(Structured figure records)
******************************

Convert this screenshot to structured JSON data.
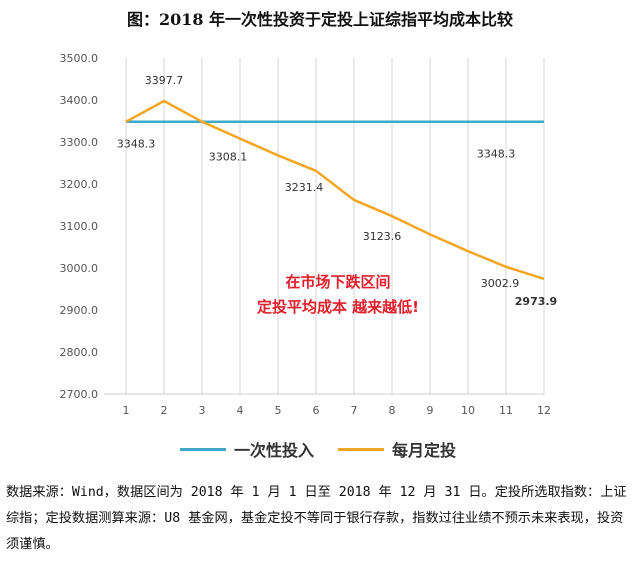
{
  "title": "图：2018 年一次性投资于定投上证综指平均成本比较",
  "chart_data": {
    "type": "line",
    "x": [
      1,
      2,
      3,
      4,
      5,
      6,
      7,
      8,
      9,
      10,
      11,
      12
    ],
    "ylim": [
      2700,
      3500
    ],
    "yticks": [
      "2700.0",
      "2800.0",
      "2900.0",
      "3000.0",
      "3100.0",
      "3200.0",
      "3300.0",
      "3400.0",
      "3500.0"
    ],
    "grid": "vertical",
    "legend_position": "bottom",
    "series": [
      {
        "name": "一次性投入",
        "color": "#3fa9c9",
        "values": [
          3348.3,
          3348.3,
          3348.3,
          3348.3,
          3348.3,
          3348.3,
          3348.3,
          3348.3,
          3348.3,
          3348.3,
          3348.3,
          3348.3
        ]
      },
      {
        "name": "每月定投",
        "color": "#f2a623",
        "values": [
          3348.3,
          3397.7,
          3348.3,
          3308.1,
          3268.0,
          3231.4,
          3162.0,
          3123.6,
          3080.0,
          3040.0,
          3002.9,
          2973.9
        ]
      }
    ],
    "data_labels": [
      {
        "x": 1,
        "text": "3348.3",
        "color": "#333333"
      },
      {
        "x": 2,
        "text": "3397.7",
        "color": "#333333"
      },
      {
        "x": 4,
        "text": "3308.1",
        "color": "#333333"
      },
      {
        "x": 6,
        "text": "3231.4",
        "color": "#333333"
      },
      {
        "x": 8,
        "text": "3123.6",
        "color": "#333333"
      },
      {
        "x": 11,
        "text": "3002.9",
        "color": "#333333"
      },
      {
        "x": 11.2,
        "text": "3348.3",
        "color": "#333333"
      },
      {
        "x": 12,
        "text": "2973.9",
        "color": "#d81e3a"
      }
    ],
    "annotation": {
      "lines": [
        "在市场下跌区间",
        "定投平均成本 越来越低!"
      ],
      "color": "#e0202c"
    }
  },
  "note": "数据来源：Wind，数据区间为 2018 年 1 月 1 日至 2018 年 12 月 31 日。定投所选取指数：上证综指；定投数据测算来源：U8 基金网，基金定投不等同于银行存款，指数过往业绩不预示未来表现，投资须谨慎。"
}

******************************

### INSTRUCTIONS TO FOLLOW
Output all of the entries verbatim, leaving out any images.

### EXERCISE RESPONSE
Convert this screenshot to structured JSON data.
{
  "title": "图：2018 年一次性投资于定投上证综指平均成本比较",
  "chart_data": {
    "type": "line",
    "x": [
      1,
      2,
      3,
      4,
      5,
      6,
      7,
      8,
      9,
      10,
      11,
      12
    ],
    "ylim": [
      2700,
      3500
    ],
    "yticks": [
      "2700.0",
      "2800.0",
      "2900.0",
      "3000.0",
      "3100.0",
      "3200.0",
      "3300.0",
      "3400.0",
      "3500.0"
    ],
    "grid": "vertical",
    "legend_position": "bottom",
    "series": [
      {
        "name": "一次性投入",
        "color": "#3fa9c9",
        "values": [
          3348.3,
          3348.3,
          3348.3,
          3348.3,
          3348.3,
          3348.3,
          3348.3,
          3348.3,
          3348.3,
          3348.3,
          3348.3,
          3348.3
        ]
      },
      {
        "name": "每月定投",
        "color": "#f2a623",
        "values": [
          3348.3,
          3397.7,
          3348.3,
          3308.1,
          3268.0,
          3231.4,
          3162.0,
          3123.6,
          3080.0,
          3040.0,
          3002.9,
          2973.9
        ]
      }
    ],
    "data_labels": [
      {
        "x": 1,
        "text": "3348.3",
        "color": "#333333"
      },
      {
        "x": 2,
        "text": "3397.7",
        "color": "#333333"
      },
      {
        "x": 4,
        "text": "3308.1",
        "color": "#333333"
      },
      {
        "x": 6,
        "text": "3231.4",
        "color": "#333333"
      },
      {
        "x": 8,
        "text": "3123.6",
        "color": "#333333"
      },
      {
        "x": 11,
        "text": "3002.9",
        "color": "#333333"
      },
      {
        "x": 11.2,
        "text": "3348.3",
        "color": "#333333"
      },
      {
        "x": 12,
        "text": "2973.9",
        "color": "#d81e3a"
      }
    ],
    "annotation": {
      "lines": [
        "在市场下跌区间",
        "定投平均成本 越来越低!"
      ],
      "color": "#e0202c"
    }
  },
  "note": "数据来源：Wind，数据区间为 2018 年 1 月 1 日至 2018 年 12 月 31 日。定投所选取指数：上证综指；定投数据测算来源：U8 基金网，基金定投不等同于银行存款，指数过往业绩不预示未来表现，投资须谨慎。"
}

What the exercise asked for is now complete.